- What you should do: Write the material out again exactly as it stands.

- Records shown:
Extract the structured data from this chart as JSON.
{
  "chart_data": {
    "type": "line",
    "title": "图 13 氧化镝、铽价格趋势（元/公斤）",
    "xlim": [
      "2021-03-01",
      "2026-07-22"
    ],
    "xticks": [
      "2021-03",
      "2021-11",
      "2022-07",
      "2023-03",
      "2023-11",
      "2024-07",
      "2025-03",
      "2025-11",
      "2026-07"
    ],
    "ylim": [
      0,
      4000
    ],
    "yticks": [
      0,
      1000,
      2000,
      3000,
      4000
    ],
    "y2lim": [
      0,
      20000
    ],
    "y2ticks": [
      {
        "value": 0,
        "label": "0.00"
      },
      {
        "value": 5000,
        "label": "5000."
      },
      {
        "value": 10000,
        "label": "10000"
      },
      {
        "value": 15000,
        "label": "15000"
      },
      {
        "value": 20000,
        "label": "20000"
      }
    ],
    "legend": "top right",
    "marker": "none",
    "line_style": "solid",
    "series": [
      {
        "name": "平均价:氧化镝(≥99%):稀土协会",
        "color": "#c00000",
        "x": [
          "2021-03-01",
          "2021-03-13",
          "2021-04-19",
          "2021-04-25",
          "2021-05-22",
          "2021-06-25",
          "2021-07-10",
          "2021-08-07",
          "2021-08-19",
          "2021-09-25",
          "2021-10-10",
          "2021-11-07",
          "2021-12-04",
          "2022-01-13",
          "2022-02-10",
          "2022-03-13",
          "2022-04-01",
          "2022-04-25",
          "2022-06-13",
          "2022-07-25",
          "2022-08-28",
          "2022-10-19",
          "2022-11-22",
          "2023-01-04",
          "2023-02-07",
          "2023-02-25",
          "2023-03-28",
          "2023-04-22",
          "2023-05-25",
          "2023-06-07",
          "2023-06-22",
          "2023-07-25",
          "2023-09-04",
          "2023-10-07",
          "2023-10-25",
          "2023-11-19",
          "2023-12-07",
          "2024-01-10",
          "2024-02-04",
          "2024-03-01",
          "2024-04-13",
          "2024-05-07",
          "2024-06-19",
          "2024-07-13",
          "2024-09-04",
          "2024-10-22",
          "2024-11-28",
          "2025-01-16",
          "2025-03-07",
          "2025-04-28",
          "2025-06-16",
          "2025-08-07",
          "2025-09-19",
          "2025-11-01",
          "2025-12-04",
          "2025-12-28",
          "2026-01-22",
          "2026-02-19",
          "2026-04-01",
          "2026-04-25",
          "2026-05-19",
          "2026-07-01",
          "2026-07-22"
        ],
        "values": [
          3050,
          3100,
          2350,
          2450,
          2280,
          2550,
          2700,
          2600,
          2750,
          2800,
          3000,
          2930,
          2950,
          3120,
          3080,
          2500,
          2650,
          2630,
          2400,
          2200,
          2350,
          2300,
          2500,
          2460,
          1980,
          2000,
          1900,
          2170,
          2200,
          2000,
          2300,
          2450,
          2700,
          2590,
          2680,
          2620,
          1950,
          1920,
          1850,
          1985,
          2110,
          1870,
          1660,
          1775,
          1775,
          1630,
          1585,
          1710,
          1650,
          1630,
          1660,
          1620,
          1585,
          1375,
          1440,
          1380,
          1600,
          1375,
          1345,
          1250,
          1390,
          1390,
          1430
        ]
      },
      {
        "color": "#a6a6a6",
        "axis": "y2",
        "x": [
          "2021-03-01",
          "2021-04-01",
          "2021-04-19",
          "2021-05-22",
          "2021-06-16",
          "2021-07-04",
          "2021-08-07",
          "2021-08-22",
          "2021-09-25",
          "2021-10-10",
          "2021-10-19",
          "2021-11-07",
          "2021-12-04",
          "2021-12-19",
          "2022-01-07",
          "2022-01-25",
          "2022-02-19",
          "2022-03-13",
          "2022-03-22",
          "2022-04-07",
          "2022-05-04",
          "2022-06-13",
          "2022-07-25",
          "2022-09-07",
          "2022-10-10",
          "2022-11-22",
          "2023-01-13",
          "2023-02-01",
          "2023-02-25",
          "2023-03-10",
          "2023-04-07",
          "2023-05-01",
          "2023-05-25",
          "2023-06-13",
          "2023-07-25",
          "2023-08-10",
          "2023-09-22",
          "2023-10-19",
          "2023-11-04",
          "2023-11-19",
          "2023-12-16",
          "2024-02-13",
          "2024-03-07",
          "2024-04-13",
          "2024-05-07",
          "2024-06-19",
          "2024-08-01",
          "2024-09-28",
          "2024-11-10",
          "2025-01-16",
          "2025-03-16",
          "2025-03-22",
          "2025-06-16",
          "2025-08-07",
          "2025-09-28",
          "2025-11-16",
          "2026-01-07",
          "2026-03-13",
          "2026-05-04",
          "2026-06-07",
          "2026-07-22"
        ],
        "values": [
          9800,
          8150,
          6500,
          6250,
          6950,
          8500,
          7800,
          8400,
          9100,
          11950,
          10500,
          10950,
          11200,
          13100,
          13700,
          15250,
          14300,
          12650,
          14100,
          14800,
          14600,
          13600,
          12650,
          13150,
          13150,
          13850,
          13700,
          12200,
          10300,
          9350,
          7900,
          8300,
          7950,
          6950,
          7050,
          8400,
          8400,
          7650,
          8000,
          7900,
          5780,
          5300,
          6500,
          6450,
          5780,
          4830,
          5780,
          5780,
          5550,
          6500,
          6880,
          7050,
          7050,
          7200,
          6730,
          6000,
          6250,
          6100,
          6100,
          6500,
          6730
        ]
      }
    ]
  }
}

- Answer:
Extract the structured data from this chart as JSON.
{
  "chart_data": {
    "type": "line",
    "title": "图 13 氧化镝、铽价格趋势（元/公斤）",
    "xlim": [
      "2021-03-01",
      "2026-07-22"
    ],
    "xticks": [
      "2021-03",
      "2021-11",
      "2022-07",
      "2023-03",
      "2023-11",
      "2024-07",
      "2025-03",
      "2025-11",
      "2026-07"
    ],
    "ylim": [
      0,
      4000
    ],
    "yticks": [
      0,
      1000,
      2000,
      3000,
      4000
    ],
    "y2lim": [
      0,
      20000
    ],
    "y2ticks": [
      {
        "value": 0,
        "label": "0.00"
      },
      {
        "value": 5000,
        "label": "5000."
      },
      {
        "value": 10000,
        "label": "10000"
      },
      {
        "value": 15000,
        "label": "15000"
      },
      {
        "value": 20000,
        "label": "20000"
      }
    ],
    "legend": "top right",
    "marker": "none",
    "line_style": "solid",
    "series": [
      {
        "name": "平均价:氧化镝(≥99%):稀土协会",
        "color": "#c00000",
        "x": [
          "2021-03-01",
          "2021-03-13",
          "2021-04-19",
          "2021-04-25",
          "2021-05-22",
          "2021-06-25",
          "2021-07-10",
          "2021-08-07",
          "2021-08-19",
          "2021-09-25",
          "2021-10-10",
          "2021-11-07",
          "2021-12-04",
          "2022-01-13",
          "2022-02-10",
          "2022-03-13",
          "2022-04-01",
          "2022-04-25",
          "2022-06-13",
          "2022-07-25",
          "2022-08-28",
          "2022-10-19",
          "2022-11-22",
          "2023-01-04",
          "2023-02-07",
          "2023-02-25",
          "2023-03-28",
          "2023-04-22",
          "2023-05-25",
          "2023-06-07",
          "2023-06-22",
          "2023-07-25",
          "2023-09-04",
          "2023-10-07",
          "2023-10-25",
          "2023-11-19",
          "2023-12-07",
          "2024-01-10",
          "2024-02-04",
          "2024-03-01",
          "2024-04-13",
          "2024-05-07",
          "2024-06-19",
          "2024-07-13",
          "2024-09-04",
          "2024-10-22",
          "2024-11-28",
          "2025-01-16",
          "2025-03-07",
          "2025-04-28",
          "2025-06-16",
          "2025-08-07",
          "2025-09-19",
          "2025-11-01",
          "2025-12-04",
          "2025-12-28",
          "2026-01-22",
          "2026-02-19",
          "2026-04-01",
          "2026-04-25",
          "2026-05-19",
          "2026-07-01",
          "2026-07-22"
        ],
        "values": [
          3050,
          3100,
          2350,
          2450,
          2280,
          2550,
          2700,
          2600,
          2750,
          2800,
          3000,
          2930,
          2950,
          3120,
          3080,
          2500,
          2650,
          2630,
          2400,
          2200,
          2350,
          2300,
          2500,
          2460,
          1980,
          2000,
          1900,
          2170,
          2200,
          2000,
          2300,
          2450,
          2700,
          2590,
          2680,
          2620,
          1950,
          1920,
          1850,
          1985,
          2110,
          1870,
          1660,
          1775,
          1775,
          1630,
          1585,
          1710,
          1650,
          1630,
          1660,
          1620,
          1585,
          1375,
          1440,
          1380,
          1600,
          1375,
          1345,
          1250,
          1390,
          1390,
          1430
        ]
      },
      {
        "color": "#a6a6a6",
        "axis": "y2",
        "x": [
          "2021-03-01",
          "2021-04-01",
          "2021-04-19",
          "2021-05-22",
          "2021-06-16",
          "2021-07-04",
          "2021-08-07",
          "2021-08-22",
          "2021-09-25",
          "2021-10-10",
          "2021-10-19",
          "2021-11-07",
          "2021-12-04",
          "2021-12-19",
          "2022-01-07",
          "2022-01-25",
          "2022-02-19",
          "2022-03-13",
          "2022-03-22",
          "2022-04-07",
          "2022-05-04",
          "2022-06-13",
          "2022-07-25",
          "2022-09-07",
          "2022-10-10",
          "2022-11-22",
          "2023-01-13",
          "2023-02-01",
          "2023-02-25",
          "2023-03-10",
          "2023-04-07",
          "2023-05-01",
          "2023-05-25",
          "2023-06-13",
          "2023-07-25",
          "2023-08-10",
          "2023-09-22",
          "2023-10-19",
          "2023-11-04",
          "2023-11-19",
          "2023-12-16",
          "2024-02-13",
          "2024-03-07",
          "2024-04-13",
          "2024-05-07",
          "2024-06-19",
          "2024-08-01",
          "2024-09-28",
          "2024-11-10",
          "2025-01-16",
          "2025-03-16",
          "2025-03-22",
          "2025-06-16",
          "2025-08-07",
          "2025-09-28",
          "2025-11-16",
          "2026-01-07",
          "2026-03-13",
          "2026-05-04",
          "2026-06-07",
          "2026-07-22"
        ],
        "values": [
          9800,
          8150,
          6500,
          6250,
          6950,
          8500,
          7800,
          8400,
          9100,
          11950,
          10500,
          10950,
          11200,
          13100,
          13700,
          15250,
          14300,
          12650,
          14100,
          14800,
          14600,
          13600,
          12650,
          13150,
          13150,
          13850,
          13700,
          12200,
          10300,
          9350,
          7900,
          8300,
          7950,
          6950,
          7050,
          8400,
          8400,
          7650,
          8000,
          7900,
          5780,
          5300,
          6500,
          6450,
          5780,
          4830,
          5780,
          5780,
          5550,
          6500,
          6880,
          7050,
          7050,
          7200,
          6730,
          6000,
          6250,
          6100,
          6100,
          6500,
          6730
        ]
      }
    ]
  }
}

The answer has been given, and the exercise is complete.